Begin Provided information
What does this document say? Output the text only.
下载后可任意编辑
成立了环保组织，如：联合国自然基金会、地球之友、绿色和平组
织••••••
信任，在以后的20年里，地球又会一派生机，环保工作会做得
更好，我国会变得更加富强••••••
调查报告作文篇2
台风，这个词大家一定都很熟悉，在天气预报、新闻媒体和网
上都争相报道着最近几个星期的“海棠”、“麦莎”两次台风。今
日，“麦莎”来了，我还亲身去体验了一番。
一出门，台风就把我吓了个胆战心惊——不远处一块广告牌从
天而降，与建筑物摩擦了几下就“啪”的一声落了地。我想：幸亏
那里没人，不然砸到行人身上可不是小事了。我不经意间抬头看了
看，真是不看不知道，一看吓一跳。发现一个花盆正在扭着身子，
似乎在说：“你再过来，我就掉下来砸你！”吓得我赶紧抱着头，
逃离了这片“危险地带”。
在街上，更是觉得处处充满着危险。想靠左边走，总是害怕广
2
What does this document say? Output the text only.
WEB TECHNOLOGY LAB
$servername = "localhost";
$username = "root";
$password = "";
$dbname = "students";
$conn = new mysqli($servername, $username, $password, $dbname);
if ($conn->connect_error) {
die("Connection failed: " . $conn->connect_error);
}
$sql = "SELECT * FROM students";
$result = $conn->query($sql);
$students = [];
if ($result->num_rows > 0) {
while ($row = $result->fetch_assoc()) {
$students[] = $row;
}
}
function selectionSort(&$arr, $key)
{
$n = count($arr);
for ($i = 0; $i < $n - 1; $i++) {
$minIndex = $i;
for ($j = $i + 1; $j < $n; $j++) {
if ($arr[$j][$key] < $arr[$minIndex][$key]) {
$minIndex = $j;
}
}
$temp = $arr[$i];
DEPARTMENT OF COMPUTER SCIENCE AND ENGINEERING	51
End Provided information
From the records above, extract each line exactly as shown.

What does this document say? Output the text only.
下载后可任意编辑
成立了环保组织，如：联合国自然基金会、地球之友、绿色和平组
织••••••
信任，在以后的20年里，地球又会一派生机，环保工作会做得
更好，我国会变得更加富强••••••
调查报告作文篇2
台风，这个词大家一定都很熟悉，在天气预报、新闻媒体和网
上都争相报道着最近几个星期的“海棠”、“麦莎”两次台风。今
日，“麦莎”来了，我还亲身去体验了一番。
一出门，台风就把我吓了个胆战心惊——不远处一块广告牌从
天而降，与建筑物摩擦了几下就“啪”的一声落了地。我想：幸亏
那里没人，不然砸到行人身上可不是小事了。我不经意间抬头看了
看，真是不看不知道，一看吓一跳。发现一个花盆正在扭着身子，
似乎在说：“你再过来，我就掉下来砸你！”吓得我赶紧抱着头，
逃离了这片“危险地带”。
在街上，更是觉得处处充满着危险。想靠左边走，总是害怕广
2
What does this document say? Output the text only.
WEB TECHNOLOGY LAB
$servername = "localhost";
$username = "root";
$password = "";
$dbname = "students";
$conn = new mysqli($servername, $username, $password, $dbname);
if ($conn->connect_error) {
die("Connection failed: " . $conn->connect_error);
}
$sql = "SELECT * FROM students";
$result = $conn->query($sql);
$students = [];
if ($result->num_rows > 0) {
while ($row = $result->fetch_assoc()) {
$students[] = $row;
}
}
function selectionSort(&$arr, $key)
{
$n = count($arr);
for ($i = 0; $i < $n - 1; $i++) {
$minIndex = $i;
for ($j = $i + 1; $j < $n; $j++) {
if ($arr[$j][$key] < $arr[$minIndex][$key]) {
$minIndex = $j;
}
}
$temp = $arr[$i];
DEPARTMENT OF COMPUTER SCIENCE AND ENGINEERING	51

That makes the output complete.